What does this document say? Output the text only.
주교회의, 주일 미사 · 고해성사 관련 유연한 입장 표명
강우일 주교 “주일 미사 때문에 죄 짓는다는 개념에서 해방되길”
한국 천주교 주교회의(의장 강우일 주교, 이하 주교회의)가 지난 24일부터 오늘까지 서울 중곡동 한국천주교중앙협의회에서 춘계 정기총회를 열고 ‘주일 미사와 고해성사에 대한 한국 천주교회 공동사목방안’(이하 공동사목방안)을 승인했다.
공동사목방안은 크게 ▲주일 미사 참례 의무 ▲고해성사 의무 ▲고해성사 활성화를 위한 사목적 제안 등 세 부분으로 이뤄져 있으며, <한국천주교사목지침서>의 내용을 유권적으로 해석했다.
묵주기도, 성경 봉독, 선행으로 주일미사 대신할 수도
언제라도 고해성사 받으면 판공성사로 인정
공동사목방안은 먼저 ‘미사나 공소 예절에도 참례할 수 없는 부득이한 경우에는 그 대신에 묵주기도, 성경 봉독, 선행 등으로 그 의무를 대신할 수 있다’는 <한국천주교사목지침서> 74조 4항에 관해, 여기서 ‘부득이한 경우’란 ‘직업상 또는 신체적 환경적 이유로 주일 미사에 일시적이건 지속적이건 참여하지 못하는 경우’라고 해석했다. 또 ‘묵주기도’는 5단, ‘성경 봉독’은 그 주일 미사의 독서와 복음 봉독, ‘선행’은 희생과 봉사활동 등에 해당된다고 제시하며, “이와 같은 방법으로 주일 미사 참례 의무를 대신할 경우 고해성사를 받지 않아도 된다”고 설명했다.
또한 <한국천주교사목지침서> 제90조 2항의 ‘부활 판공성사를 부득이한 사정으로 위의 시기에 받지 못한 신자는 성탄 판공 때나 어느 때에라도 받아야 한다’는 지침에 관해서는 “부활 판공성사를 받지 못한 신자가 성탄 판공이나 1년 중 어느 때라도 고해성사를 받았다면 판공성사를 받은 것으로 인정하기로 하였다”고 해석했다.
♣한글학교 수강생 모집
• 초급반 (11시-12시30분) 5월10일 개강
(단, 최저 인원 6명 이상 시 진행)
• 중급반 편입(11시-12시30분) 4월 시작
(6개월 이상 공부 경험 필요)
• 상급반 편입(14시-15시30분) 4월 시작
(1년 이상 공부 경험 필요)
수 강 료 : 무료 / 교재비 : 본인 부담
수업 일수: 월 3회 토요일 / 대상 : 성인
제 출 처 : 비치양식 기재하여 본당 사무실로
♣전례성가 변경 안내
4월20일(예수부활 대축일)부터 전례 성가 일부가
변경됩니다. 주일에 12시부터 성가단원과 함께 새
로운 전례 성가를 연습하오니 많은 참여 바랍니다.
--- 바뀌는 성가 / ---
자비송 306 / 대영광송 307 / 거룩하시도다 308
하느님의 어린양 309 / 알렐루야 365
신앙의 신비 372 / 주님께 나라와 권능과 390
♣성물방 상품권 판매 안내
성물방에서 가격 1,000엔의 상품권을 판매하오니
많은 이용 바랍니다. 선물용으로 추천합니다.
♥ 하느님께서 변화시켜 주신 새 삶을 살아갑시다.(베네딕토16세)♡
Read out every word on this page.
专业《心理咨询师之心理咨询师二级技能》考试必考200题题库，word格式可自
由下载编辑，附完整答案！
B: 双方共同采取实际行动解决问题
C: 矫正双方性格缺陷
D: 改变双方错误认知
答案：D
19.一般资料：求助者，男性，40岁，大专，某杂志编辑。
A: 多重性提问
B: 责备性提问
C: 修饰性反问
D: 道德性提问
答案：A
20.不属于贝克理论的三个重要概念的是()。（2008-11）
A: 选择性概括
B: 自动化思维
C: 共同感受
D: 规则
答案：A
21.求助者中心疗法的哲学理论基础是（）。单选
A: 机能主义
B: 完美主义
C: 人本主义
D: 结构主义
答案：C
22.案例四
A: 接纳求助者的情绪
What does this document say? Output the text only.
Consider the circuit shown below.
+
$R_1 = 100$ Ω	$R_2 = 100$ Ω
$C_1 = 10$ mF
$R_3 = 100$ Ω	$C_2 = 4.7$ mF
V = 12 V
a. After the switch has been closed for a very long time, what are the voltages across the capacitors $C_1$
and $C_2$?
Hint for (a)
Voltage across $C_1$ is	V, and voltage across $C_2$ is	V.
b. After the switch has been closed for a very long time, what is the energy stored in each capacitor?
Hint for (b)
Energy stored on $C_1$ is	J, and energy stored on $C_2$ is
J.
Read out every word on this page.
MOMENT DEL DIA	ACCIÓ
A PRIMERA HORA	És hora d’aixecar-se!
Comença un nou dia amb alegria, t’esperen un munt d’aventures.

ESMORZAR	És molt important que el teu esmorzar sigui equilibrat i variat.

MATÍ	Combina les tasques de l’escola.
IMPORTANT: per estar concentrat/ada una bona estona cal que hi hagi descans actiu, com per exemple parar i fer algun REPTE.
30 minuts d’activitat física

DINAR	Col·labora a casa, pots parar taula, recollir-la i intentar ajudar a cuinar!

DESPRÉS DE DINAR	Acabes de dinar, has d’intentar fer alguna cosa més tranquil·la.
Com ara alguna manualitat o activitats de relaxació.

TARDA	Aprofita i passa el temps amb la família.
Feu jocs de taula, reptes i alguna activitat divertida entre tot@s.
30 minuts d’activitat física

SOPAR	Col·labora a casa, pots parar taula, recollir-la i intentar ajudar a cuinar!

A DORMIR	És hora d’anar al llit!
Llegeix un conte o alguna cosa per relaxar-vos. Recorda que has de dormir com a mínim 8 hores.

————

### Work instructions
From the records above, pick out and copy each line holding the word "DINAR".

### Solution
DINAR	Col·labora a casa, pots parar taula, recollir-la i intentar ajudar a cuinar!
DESPRÉS DE DINAR	Acabes de dinar, has d’intentar fer alguna cosa més tranquil·la.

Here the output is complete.